**TEXT BLOCK**.
┌──

House Republicans stick by one-year bill; Obama to speak
By Robert Schroeder, MarketWatch
WASHINGTON (MarketWatch) — A year-end brawl over extending a payroll-tax cut dragged on Thursday, as House Republicans insisted on a one-year break and President Barack Obama was preparing to push his position anew.

Obama is meeting Thursday with workers who will see a $40-a-paycheck increase in taxes if Congress doesn’t act to extend the 2% cut, and will speak about the consequences Thursday afternoon.

House Republicans, meanwhile, dug in on Thursday morning and said again that they reject a two-month extension of the current 4.2% rate. House Speaker John Boehner, an Ohio Republican, and other leaders urged Obama and Democrats to appoint members to a conference committee and hammer out a one-year deal.

“We need somebody to work with,” Boehner said at a brief Capitol Hill news conference. “We’re not going to negotiate with ourselves.”

Without action before the end of the year, payroll taxes will revert to a 6.2% rate on Jan. 1.

└──

**INPUT DATA**.
┌──

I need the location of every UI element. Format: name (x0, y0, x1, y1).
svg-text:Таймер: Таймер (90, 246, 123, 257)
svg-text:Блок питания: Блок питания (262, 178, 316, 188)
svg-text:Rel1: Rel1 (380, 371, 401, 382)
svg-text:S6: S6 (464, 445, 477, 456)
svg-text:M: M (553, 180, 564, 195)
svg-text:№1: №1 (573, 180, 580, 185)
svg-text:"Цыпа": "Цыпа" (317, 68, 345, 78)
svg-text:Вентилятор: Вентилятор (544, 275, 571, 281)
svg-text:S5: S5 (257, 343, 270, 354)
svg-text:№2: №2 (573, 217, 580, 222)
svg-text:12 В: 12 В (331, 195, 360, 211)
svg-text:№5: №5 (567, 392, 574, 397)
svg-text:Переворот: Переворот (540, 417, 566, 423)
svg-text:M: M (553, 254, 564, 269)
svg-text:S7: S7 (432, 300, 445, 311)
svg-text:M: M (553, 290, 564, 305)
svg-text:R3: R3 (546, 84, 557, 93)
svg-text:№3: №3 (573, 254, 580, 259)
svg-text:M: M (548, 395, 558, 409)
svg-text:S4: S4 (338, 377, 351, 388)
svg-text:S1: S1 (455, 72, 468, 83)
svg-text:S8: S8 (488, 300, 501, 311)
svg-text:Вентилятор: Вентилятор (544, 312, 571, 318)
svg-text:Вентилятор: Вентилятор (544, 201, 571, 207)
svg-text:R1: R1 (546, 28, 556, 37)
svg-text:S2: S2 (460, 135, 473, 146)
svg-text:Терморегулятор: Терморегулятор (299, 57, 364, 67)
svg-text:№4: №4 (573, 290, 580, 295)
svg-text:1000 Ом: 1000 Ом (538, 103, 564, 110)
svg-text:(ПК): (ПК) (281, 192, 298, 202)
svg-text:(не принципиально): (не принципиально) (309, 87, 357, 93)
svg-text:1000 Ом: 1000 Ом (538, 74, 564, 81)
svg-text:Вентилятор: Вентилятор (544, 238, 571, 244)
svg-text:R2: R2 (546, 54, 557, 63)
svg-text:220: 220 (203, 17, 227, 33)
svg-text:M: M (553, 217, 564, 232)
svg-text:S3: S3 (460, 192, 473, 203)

└──

**WORK REQUEST A**. Copy the payroll-tax article word for word, starting at "Obama is meeting" and ending after "a one-year deal.".
**WORK REQUEST B**. Carry on writing the article about the payroll-tax fight from the point where it ends.

**TASK RESPONSE A**.
Obama is meeting Thursday with workers who will see a $40-a-paycheck increase in taxes if Congress doesn’t act to extend the 2% cut, and will speak about the consequences Thursday afternoon.

House Republicans, meanwhile, dug in on Thursday morning and said again that they reject a two-month extension of the current 4.2% rate. House Speaker John Boehner, an Ohio Republican, and other leaders urged Obama and Democrats to appoint members to a conference committee and hammer out a one-year deal.

**TASK RESPONSE B**.
Nearly 2 million people will also lose unemployment benefits unless Congress extends them on Dec. 31 or before.

Pressure is mounting on House Republicans to accept the Senate-passed deal with just nine days remaining until a tax hike kicks in.

Arizona Republican Sen. John McCain said “Republicans are losing this fight” in an interview Thursday morning on CNN. Democrats have also touted a Wall Street Journal editorial blasting Republicans’ handling of the tax fight.

Obama has said he also favors a one-year extension of the lowered payroll-tax rate. But he has urged Republicans to accept the two-month bill so parties can negotiate a longer-term deal.

Both the Senate’s bill and a House-passed bill would also require Obama to decide within two months whether to approve the proposed Keystone XL oil pipeline between the U.S. and Canada. Obama had sought to delay that decision until 2013.

Robert Schroeder is a reporter for MarketWatch in Washington.